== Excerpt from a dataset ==
↓↓↓

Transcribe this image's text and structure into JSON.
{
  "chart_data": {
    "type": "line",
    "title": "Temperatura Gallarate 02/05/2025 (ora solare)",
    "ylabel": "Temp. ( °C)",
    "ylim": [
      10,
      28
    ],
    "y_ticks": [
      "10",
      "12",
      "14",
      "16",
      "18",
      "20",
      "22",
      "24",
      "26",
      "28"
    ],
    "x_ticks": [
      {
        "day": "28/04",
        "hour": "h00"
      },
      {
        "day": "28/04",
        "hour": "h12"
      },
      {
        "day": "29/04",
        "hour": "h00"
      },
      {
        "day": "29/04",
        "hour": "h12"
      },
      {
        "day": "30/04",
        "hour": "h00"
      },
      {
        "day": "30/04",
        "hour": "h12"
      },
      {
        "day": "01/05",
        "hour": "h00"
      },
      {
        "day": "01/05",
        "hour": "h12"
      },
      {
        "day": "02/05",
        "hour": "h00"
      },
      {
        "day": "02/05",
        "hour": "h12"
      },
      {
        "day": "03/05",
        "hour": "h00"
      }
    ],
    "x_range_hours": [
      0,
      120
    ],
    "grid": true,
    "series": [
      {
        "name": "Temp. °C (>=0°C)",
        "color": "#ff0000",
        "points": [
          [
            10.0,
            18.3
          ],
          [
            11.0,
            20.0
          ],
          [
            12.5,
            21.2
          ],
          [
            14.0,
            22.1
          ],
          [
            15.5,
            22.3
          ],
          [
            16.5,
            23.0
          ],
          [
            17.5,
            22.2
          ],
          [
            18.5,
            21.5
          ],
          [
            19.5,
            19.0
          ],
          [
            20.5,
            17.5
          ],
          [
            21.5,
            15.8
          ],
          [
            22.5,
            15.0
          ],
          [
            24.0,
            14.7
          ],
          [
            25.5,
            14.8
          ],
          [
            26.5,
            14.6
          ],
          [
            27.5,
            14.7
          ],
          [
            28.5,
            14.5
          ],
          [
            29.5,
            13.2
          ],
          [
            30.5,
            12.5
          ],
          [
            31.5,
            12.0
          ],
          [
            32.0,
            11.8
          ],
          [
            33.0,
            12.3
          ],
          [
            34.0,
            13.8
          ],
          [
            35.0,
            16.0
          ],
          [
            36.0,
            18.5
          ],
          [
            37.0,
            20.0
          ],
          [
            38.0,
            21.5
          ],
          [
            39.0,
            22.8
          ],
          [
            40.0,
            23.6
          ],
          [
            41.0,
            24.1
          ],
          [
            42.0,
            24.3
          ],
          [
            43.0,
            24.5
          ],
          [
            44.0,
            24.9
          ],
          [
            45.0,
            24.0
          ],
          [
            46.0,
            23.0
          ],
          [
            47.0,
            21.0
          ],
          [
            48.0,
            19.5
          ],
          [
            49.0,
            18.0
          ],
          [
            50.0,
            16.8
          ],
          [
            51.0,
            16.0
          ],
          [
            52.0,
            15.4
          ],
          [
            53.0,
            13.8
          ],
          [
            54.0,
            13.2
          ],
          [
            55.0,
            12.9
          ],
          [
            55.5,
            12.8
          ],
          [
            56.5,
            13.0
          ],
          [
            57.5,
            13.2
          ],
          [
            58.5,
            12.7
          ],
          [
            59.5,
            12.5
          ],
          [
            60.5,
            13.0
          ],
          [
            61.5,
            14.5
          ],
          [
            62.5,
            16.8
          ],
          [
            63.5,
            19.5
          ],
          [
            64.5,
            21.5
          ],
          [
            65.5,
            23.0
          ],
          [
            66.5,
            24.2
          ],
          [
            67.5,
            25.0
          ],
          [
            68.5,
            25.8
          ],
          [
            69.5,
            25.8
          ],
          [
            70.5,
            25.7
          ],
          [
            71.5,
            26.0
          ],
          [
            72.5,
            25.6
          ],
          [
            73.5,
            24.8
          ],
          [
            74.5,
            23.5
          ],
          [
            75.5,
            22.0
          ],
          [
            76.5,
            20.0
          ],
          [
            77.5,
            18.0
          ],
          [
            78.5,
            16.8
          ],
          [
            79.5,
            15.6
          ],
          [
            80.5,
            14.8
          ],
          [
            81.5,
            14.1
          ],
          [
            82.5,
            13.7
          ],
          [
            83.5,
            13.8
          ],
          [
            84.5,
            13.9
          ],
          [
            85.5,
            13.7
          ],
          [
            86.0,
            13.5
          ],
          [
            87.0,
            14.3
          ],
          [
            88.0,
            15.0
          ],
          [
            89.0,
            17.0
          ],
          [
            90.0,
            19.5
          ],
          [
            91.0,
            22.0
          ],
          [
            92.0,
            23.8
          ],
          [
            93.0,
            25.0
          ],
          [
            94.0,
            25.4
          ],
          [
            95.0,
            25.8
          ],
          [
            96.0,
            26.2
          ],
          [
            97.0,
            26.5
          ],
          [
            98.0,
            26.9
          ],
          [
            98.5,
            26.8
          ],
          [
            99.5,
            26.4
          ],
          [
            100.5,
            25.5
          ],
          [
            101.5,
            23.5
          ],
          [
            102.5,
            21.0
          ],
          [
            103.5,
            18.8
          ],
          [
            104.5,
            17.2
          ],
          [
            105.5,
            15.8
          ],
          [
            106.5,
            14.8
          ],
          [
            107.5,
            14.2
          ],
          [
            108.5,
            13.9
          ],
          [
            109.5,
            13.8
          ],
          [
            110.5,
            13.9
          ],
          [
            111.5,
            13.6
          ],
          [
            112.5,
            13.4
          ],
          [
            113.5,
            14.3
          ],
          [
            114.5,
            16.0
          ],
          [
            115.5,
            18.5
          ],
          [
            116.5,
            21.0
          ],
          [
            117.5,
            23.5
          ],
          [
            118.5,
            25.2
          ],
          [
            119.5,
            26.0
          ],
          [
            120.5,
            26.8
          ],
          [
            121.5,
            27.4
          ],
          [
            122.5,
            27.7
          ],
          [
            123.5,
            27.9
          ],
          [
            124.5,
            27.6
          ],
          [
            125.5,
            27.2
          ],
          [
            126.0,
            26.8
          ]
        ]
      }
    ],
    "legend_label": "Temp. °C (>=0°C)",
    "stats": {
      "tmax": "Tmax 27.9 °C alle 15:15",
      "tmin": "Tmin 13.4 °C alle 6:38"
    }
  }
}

↑↑↑

== EXERCISE DIRECTIONS ==
Using the listing, copy every line where the word "alle" shows up.

== FINAL ANSWER ==
      "tmax": "Tmax 27.9 °C alle 15:15",
      "tmin": "Tmin 13.4 °C alle 6:38"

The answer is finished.